Request: Rewrite the items below as a numbered list, leaving out any blank lines.

Information provided:
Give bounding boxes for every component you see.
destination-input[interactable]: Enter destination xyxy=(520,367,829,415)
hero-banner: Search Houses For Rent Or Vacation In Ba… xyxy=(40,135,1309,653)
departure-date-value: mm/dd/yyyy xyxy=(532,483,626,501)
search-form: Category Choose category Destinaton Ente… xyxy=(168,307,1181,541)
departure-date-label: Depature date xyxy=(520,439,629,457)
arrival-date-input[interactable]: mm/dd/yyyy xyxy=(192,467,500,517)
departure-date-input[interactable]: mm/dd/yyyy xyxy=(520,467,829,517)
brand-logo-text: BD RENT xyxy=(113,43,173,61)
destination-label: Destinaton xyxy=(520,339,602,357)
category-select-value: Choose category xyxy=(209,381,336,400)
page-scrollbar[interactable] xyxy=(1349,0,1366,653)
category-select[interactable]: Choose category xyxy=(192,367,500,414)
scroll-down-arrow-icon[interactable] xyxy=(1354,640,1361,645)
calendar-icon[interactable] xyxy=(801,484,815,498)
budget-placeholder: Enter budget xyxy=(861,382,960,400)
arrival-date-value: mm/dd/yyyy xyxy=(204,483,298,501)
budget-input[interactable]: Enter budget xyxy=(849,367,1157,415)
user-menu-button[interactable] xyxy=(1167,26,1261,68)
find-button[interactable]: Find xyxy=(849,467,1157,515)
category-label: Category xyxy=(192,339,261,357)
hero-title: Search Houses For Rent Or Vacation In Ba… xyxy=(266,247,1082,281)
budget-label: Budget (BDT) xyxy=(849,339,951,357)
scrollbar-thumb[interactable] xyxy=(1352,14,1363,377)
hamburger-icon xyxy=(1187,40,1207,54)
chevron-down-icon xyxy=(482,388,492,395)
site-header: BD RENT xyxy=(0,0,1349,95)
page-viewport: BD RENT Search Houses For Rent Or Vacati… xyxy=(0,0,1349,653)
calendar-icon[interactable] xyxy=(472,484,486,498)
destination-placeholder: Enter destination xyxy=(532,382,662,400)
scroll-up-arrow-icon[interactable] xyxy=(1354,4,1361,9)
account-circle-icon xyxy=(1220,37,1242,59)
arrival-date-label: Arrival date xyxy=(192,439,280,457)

Complete response:
1. Give bounding boxes for every component you see.
2. destination-input[interactable]: Enter destination xyxy=(520,367,829,415)
3. hero-banner: Search Houses For Rent Or Vacation In Ba… xyxy=(40,135,1309,653)
4. departure-date-value: mm/dd/yyyy xyxy=(532,483,626,501)
5. search-form: Category Choose category Destinaton Ente… xyxy=(168,307,1181,541)
6. departure-date-label: Depature date xyxy=(520,439,629,457)
7. arrival-date-input[interactable]: mm/dd/yyyy xyxy=(192,467,500,517)
8. departure-date-input[interactable]: mm/dd/yyyy xyxy=(520,467,829,517)
9. brand-logo-text: BD RENT xyxy=(113,43,173,61)
10. destination-label: Destinaton xyxy=(520,339,602,357)
11. category-select-value: Choose category xyxy=(209,381,336,400)
12. page-scrollbar[interactable] xyxy=(1349,0,1366,653)
13. category-select[interactable]: Choose category xyxy=(192,367,500,414)
14. scroll-down-arrow-icon[interactable] xyxy=(1354,640,1361,645)
15. calendar-icon[interactable] xyxy=(801,484,815,498)
16. budget-placeholder: Enter budget xyxy=(861,382,960,400)
17. arrival-date-value: mm/dd/yyyy xyxy=(204,483,298,501)
18. budget-input[interactable]: Enter budget xyxy=(849,367,1157,415)
19. user-menu-button[interactable] xyxy=(1167,26,1261,68)
20. find-button[interactable]: Find xyxy=(849,467,1157,515)
21. category-label: Category xyxy=(192,339,261,357)
22. hero-title: Search Houses For Rent Or Vacation In Ba… xyxy=(266,247,1082,281)
23. budget-label: Budget (BDT) xyxy=(849,339,951,357)
24. scrollbar-thumb[interactable] xyxy=(1352,14,1363,377)
25. hamburger-icon xyxy=(1187,40,1207,54)
26. chevron-down-icon xyxy=(482,388,492,395)
27. site-header: BD RENT xyxy=(0,0,1349,95)
28. page-viewport: BD RENT Search Houses For Rent Or Vacati… xyxy=(0,0,1349,653)
29. calendar-icon[interactable] xyxy=(472,484,486,498)
30. destination-placeholder: Enter destination xyxy=(532,382,662,400)
31. scroll-up-arrow-icon[interactable] xyxy=(1354,4,1361,9)
32. account-circle-icon xyxy=(1220,37,1242,59)
33. arrival-date-label: Arrival date xyxy=(192,439,280,457)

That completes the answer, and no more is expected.